Exercise aim: Filter this data down to the lines that hold "категории", and copy them.

(Stored records)

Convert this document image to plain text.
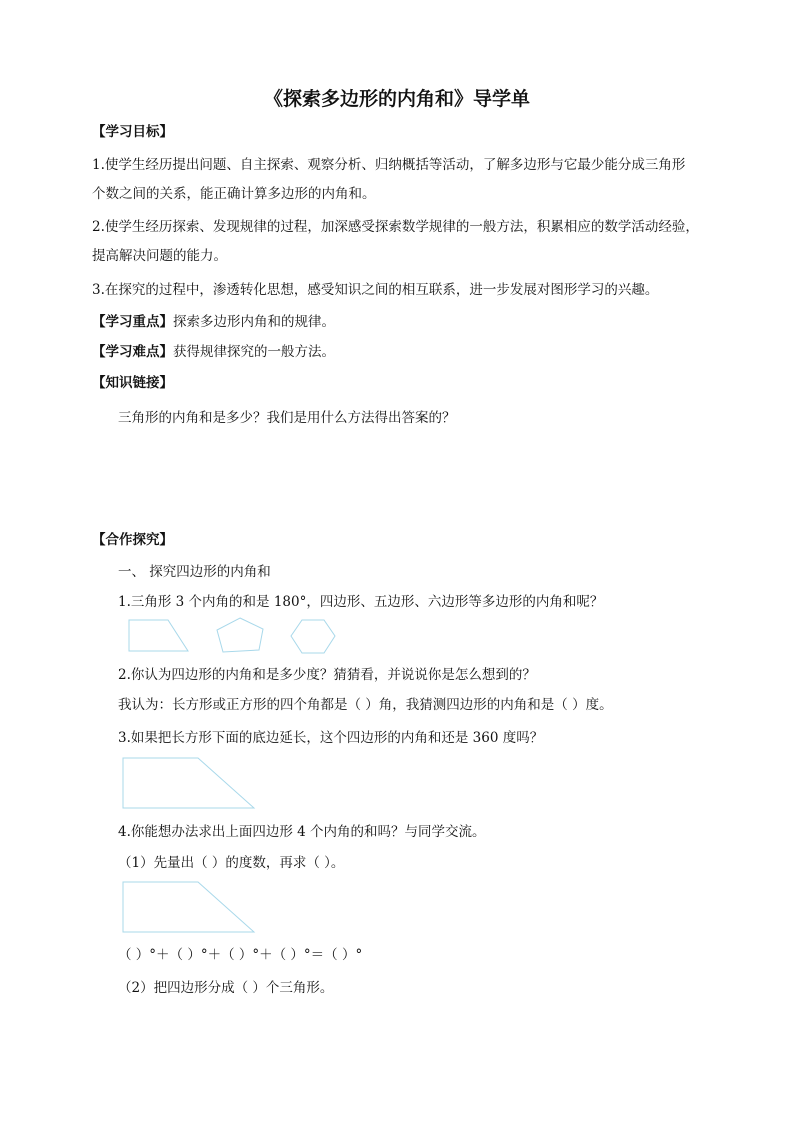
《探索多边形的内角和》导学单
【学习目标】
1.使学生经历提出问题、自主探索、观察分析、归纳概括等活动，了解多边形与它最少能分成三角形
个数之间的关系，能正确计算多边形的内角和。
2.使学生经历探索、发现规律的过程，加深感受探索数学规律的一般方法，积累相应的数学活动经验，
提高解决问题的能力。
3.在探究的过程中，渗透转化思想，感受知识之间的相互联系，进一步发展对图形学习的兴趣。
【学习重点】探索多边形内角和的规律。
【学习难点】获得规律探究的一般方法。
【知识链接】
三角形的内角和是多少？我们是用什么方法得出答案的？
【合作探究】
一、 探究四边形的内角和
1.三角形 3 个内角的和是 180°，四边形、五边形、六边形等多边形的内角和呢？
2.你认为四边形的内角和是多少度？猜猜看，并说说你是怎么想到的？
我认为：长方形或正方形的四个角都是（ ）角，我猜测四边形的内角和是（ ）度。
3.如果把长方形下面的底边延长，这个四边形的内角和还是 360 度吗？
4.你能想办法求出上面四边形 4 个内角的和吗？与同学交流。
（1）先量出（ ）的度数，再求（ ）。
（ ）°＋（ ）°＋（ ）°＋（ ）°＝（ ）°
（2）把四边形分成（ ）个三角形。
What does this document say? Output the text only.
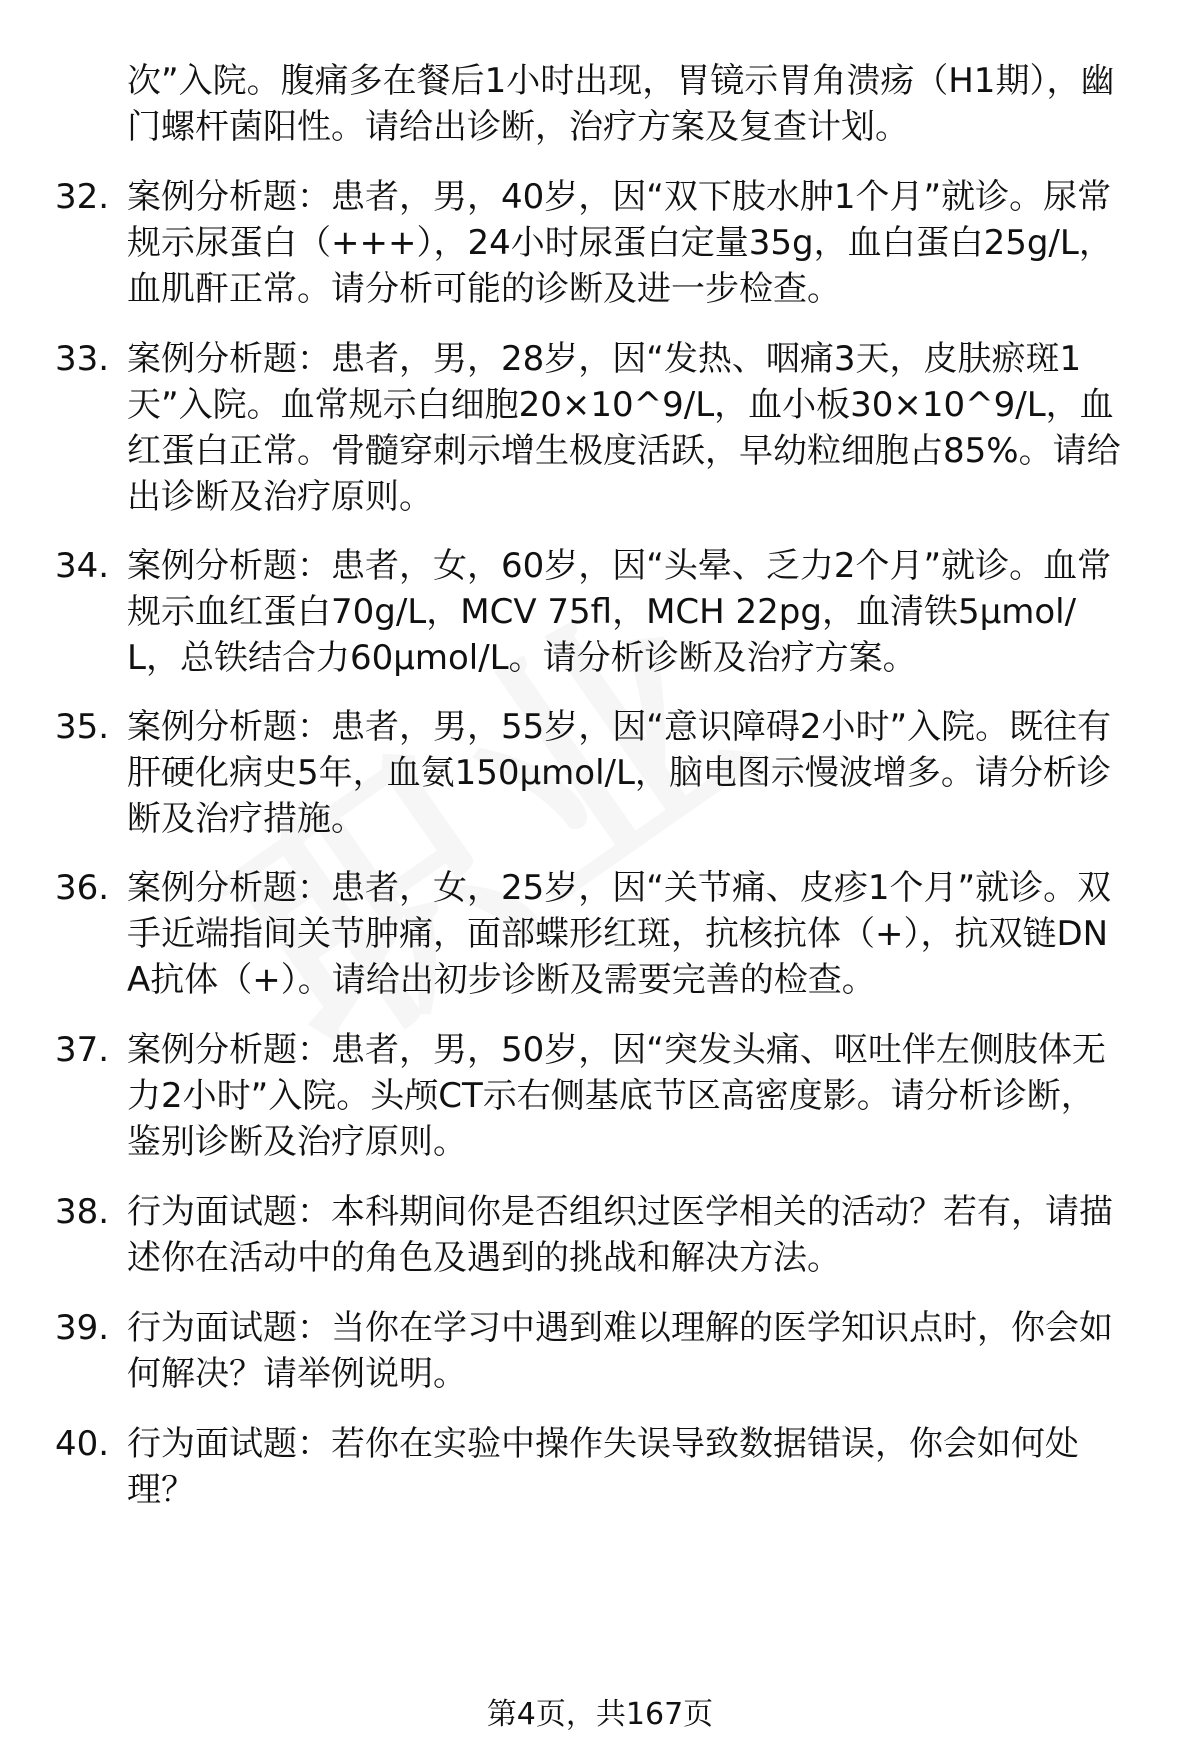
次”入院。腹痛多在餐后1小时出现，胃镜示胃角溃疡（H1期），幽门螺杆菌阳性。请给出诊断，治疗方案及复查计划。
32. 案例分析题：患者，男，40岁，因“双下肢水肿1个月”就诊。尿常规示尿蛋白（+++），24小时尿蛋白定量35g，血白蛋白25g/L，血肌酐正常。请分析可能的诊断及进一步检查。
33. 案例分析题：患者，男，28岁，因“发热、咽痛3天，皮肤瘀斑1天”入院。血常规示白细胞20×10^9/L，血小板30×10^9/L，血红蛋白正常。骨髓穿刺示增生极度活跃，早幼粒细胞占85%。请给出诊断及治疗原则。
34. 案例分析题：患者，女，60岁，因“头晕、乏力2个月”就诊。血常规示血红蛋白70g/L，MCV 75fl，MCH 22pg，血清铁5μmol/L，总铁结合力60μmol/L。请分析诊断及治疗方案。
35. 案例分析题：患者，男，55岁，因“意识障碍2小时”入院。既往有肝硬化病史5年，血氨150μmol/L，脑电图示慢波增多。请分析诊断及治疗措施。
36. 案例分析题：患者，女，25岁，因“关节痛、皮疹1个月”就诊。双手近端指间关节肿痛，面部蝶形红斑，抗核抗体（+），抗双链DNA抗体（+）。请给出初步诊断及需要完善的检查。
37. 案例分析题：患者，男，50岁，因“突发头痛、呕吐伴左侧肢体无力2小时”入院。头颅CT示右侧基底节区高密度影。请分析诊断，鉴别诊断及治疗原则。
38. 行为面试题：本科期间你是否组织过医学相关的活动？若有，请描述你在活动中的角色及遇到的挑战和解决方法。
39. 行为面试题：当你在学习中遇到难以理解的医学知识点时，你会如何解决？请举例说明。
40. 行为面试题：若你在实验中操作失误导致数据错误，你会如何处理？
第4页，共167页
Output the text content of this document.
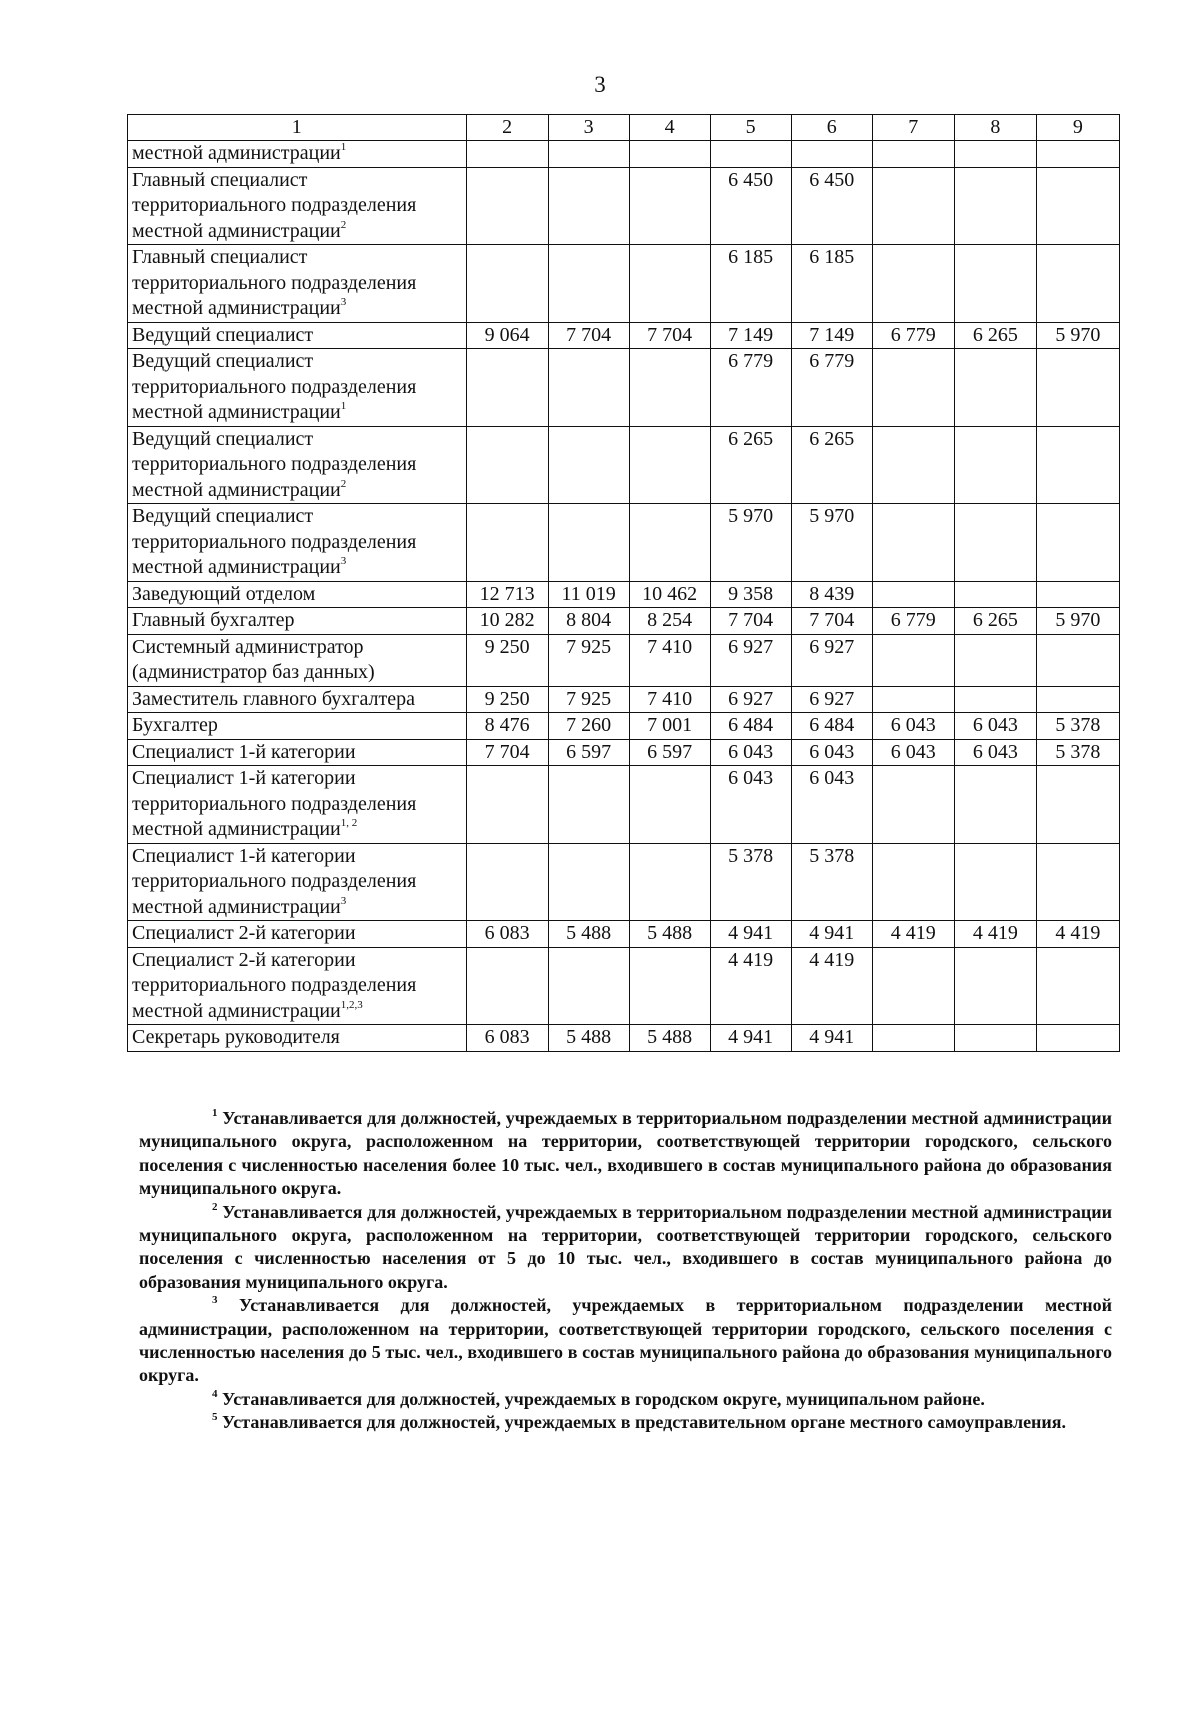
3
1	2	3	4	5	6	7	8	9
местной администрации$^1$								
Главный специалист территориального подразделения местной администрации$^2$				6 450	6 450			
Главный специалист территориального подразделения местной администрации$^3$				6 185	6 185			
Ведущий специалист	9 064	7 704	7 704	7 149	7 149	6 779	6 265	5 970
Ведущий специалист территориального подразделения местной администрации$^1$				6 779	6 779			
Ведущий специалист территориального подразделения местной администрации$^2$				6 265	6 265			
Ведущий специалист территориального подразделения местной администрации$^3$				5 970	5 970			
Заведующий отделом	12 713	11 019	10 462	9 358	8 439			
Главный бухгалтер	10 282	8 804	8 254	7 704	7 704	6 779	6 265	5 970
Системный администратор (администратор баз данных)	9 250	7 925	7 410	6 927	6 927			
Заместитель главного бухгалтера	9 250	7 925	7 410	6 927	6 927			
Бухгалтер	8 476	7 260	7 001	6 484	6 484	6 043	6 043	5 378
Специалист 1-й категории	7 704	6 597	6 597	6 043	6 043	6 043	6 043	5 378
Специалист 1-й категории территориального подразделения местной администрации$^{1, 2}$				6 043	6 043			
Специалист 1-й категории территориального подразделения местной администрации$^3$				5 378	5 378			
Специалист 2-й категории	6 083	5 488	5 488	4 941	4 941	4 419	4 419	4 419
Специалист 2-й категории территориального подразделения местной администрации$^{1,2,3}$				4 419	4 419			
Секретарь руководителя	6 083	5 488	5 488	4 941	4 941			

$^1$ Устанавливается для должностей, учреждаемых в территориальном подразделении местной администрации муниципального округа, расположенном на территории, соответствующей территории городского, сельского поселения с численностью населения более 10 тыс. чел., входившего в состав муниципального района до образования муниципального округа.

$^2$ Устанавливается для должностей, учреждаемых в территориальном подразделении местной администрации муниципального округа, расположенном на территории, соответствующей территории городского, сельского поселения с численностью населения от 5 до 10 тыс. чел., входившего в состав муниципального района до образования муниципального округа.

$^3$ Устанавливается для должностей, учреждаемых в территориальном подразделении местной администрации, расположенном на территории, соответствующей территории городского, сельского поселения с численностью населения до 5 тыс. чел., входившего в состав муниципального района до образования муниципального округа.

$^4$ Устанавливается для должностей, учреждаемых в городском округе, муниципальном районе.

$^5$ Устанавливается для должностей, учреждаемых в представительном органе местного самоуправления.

Finished answer:
Специалист 1-й категории	7 704	6 597	6 597	6 043	6 043	6 043	6 043	5 378
Специалист 1-й категории территориального подразделения местной администрации$^{1, 2}$				6 043	6 043			
Специалист 1-й категории территориального подразделения местной администрации$^3$				5 378	5 378			
Специалист 2-й категории	6 083	5 488	5 488	4 941	4 941	4 419	4 419	4 419
Специалист 2-й категории территориального подразделения местной администрации$^{1,2,3}$				4 419	4 419			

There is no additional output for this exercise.